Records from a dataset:
· · ·
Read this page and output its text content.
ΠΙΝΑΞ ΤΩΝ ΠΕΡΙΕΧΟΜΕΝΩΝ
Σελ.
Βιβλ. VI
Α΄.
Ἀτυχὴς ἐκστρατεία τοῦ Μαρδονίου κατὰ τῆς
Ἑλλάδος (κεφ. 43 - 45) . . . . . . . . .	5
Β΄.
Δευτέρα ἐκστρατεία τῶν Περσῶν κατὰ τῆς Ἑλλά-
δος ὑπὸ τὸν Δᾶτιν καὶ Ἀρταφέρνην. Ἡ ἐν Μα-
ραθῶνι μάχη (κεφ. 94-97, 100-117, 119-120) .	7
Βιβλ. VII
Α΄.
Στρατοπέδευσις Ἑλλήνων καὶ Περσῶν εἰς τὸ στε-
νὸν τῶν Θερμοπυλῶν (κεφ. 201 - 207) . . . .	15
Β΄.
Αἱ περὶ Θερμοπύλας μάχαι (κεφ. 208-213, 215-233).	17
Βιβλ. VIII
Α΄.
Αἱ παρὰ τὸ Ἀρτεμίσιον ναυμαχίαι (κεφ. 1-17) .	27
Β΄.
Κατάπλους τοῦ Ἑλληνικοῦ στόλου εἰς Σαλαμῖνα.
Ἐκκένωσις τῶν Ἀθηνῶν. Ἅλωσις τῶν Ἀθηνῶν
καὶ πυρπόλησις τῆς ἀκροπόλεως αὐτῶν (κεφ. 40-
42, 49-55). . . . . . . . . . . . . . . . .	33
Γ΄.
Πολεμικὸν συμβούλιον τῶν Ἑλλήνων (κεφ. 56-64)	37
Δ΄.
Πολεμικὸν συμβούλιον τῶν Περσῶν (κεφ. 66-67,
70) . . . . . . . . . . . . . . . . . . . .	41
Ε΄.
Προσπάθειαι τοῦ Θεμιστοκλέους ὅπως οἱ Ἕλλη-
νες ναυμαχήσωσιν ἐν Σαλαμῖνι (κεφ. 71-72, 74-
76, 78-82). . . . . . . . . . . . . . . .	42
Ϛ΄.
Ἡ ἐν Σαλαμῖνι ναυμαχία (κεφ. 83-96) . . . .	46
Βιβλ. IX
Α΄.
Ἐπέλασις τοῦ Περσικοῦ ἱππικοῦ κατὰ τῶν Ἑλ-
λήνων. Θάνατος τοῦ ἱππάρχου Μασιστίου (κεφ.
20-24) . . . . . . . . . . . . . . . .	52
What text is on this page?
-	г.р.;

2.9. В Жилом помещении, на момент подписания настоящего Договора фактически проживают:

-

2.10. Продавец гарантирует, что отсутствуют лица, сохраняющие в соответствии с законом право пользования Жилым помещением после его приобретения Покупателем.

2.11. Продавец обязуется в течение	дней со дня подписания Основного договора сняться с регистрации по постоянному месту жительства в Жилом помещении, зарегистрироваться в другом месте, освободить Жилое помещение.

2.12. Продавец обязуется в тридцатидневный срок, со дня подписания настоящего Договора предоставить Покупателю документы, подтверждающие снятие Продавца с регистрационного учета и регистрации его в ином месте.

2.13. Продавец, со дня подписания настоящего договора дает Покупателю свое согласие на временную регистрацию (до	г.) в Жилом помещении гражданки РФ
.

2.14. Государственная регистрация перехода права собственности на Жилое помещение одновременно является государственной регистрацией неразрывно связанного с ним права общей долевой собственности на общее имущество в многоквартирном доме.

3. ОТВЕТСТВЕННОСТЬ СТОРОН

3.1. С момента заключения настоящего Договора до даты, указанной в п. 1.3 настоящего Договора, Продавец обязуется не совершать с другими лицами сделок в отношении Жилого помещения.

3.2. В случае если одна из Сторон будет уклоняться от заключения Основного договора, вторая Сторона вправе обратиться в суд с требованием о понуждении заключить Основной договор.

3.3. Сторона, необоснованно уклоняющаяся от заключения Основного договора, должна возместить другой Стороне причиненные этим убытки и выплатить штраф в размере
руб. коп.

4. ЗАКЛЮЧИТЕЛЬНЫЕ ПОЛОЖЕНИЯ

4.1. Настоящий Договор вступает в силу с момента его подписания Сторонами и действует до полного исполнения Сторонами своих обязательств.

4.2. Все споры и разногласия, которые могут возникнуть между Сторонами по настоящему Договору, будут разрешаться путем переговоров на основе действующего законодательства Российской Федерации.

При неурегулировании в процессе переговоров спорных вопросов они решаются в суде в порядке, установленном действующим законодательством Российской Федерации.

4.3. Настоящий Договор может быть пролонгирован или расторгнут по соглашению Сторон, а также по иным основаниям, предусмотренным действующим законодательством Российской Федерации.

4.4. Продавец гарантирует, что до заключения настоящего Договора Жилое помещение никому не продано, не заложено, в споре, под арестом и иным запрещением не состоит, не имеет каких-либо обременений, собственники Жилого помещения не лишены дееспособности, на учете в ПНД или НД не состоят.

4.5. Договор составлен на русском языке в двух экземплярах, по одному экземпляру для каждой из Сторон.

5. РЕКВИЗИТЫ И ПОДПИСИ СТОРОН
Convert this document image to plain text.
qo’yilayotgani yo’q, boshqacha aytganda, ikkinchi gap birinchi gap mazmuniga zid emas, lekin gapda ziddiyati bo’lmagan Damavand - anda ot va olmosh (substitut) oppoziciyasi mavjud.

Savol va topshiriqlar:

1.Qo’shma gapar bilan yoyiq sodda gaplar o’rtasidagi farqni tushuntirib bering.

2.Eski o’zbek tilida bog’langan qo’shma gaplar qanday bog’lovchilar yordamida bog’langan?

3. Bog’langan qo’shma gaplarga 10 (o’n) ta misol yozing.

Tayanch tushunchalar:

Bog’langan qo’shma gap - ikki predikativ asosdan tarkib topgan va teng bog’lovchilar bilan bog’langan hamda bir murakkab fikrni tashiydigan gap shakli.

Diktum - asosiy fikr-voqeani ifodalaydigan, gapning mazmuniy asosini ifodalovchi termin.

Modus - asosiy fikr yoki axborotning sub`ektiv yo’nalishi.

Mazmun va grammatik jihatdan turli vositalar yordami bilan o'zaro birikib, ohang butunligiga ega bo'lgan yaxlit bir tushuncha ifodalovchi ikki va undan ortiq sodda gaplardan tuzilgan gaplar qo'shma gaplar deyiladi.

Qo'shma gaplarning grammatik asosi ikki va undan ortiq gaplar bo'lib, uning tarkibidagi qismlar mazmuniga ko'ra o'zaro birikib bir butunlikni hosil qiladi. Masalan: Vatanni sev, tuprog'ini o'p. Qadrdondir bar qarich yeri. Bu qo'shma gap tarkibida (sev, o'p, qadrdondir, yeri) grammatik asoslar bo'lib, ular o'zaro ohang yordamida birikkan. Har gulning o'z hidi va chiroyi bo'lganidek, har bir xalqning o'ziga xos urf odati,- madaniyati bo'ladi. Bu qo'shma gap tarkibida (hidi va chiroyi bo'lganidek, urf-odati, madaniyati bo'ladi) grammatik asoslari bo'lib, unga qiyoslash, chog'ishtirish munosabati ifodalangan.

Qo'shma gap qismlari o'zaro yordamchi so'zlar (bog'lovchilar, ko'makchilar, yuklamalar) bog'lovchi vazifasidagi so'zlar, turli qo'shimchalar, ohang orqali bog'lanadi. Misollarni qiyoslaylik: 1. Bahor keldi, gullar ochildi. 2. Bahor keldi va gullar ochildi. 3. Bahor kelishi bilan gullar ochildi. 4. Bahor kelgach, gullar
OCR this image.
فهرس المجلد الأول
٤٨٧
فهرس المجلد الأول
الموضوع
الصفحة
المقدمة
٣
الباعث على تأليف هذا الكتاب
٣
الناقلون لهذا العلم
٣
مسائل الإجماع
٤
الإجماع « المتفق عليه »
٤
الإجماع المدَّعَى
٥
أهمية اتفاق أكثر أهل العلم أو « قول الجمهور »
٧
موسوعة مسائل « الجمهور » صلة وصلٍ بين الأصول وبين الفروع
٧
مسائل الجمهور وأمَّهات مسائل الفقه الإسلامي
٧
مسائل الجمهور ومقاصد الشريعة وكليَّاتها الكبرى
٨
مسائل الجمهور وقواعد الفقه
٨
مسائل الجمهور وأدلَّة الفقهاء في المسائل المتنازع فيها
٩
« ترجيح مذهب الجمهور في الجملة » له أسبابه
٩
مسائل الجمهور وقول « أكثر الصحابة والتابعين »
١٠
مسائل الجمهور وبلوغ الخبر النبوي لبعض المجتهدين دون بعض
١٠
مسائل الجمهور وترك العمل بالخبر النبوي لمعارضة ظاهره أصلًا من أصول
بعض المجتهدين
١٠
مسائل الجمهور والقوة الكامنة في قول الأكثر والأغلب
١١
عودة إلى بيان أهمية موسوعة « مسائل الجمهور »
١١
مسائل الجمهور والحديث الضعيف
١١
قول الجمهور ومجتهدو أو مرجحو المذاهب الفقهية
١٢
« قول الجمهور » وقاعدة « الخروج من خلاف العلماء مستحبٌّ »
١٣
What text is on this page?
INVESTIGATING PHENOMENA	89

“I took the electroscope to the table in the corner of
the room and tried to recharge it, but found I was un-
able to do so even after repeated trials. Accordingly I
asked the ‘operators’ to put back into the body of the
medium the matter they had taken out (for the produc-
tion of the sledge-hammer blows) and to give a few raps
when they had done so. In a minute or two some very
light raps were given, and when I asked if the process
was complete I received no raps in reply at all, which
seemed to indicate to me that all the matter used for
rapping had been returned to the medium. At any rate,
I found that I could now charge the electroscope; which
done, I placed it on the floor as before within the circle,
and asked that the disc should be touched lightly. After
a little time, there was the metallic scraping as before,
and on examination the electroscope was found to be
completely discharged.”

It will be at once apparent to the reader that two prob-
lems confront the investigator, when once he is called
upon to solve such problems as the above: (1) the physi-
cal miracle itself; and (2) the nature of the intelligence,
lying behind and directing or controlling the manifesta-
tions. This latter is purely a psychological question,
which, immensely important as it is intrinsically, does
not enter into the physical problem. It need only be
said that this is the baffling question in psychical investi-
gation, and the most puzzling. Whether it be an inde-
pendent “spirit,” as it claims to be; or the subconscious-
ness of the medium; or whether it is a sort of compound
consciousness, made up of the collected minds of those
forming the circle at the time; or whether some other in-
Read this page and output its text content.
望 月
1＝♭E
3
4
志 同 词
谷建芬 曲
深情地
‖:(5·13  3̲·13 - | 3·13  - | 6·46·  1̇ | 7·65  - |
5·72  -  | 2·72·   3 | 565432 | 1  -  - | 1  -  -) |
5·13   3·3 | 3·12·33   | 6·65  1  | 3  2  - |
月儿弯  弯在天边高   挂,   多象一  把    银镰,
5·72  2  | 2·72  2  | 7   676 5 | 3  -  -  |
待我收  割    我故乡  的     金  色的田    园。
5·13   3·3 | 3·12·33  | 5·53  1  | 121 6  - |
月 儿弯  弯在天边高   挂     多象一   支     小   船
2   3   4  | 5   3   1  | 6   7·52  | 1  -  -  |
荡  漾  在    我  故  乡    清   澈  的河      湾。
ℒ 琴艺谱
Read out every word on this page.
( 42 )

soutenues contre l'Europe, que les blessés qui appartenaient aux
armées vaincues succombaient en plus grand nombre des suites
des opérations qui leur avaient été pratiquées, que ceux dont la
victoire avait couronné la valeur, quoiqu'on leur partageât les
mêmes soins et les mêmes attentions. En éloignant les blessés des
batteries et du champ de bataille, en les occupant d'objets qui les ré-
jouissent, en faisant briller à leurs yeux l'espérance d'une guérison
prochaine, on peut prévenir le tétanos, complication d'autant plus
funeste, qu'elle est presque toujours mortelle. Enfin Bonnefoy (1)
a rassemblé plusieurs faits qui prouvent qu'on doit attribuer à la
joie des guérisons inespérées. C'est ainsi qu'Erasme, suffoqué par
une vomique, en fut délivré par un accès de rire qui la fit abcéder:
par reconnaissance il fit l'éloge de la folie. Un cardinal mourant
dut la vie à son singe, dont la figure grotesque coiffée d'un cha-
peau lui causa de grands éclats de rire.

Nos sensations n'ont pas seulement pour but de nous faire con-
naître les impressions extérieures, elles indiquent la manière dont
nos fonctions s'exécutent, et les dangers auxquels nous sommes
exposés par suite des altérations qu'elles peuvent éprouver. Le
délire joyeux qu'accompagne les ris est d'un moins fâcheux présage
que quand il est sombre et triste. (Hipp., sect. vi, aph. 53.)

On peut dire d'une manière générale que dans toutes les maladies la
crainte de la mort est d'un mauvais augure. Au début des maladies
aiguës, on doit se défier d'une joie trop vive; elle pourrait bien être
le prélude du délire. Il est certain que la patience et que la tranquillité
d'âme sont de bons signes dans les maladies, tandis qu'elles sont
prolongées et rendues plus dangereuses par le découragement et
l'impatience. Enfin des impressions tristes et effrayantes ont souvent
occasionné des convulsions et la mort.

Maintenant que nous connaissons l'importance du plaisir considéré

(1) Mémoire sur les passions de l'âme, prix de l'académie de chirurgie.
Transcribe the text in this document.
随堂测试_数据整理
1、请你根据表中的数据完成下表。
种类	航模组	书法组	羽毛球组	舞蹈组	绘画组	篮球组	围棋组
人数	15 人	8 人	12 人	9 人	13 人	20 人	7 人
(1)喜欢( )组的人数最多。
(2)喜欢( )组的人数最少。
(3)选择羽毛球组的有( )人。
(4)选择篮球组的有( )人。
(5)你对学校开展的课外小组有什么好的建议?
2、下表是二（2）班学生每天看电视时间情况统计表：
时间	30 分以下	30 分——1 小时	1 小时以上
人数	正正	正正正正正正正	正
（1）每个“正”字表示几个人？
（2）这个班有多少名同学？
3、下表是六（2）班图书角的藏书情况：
· · ·
**Short task:**
From the entries above, list each line with "ἐκστρατεία" in it.

**Exercise result:**
Ἀτυχὴς ἐκστρατεία τοῦ Μαρδονίου κατὰ τῆς
Δευτέρα ἐκστρατεία τῶν Περσῶν κατὰ τῆς Ἑλλά-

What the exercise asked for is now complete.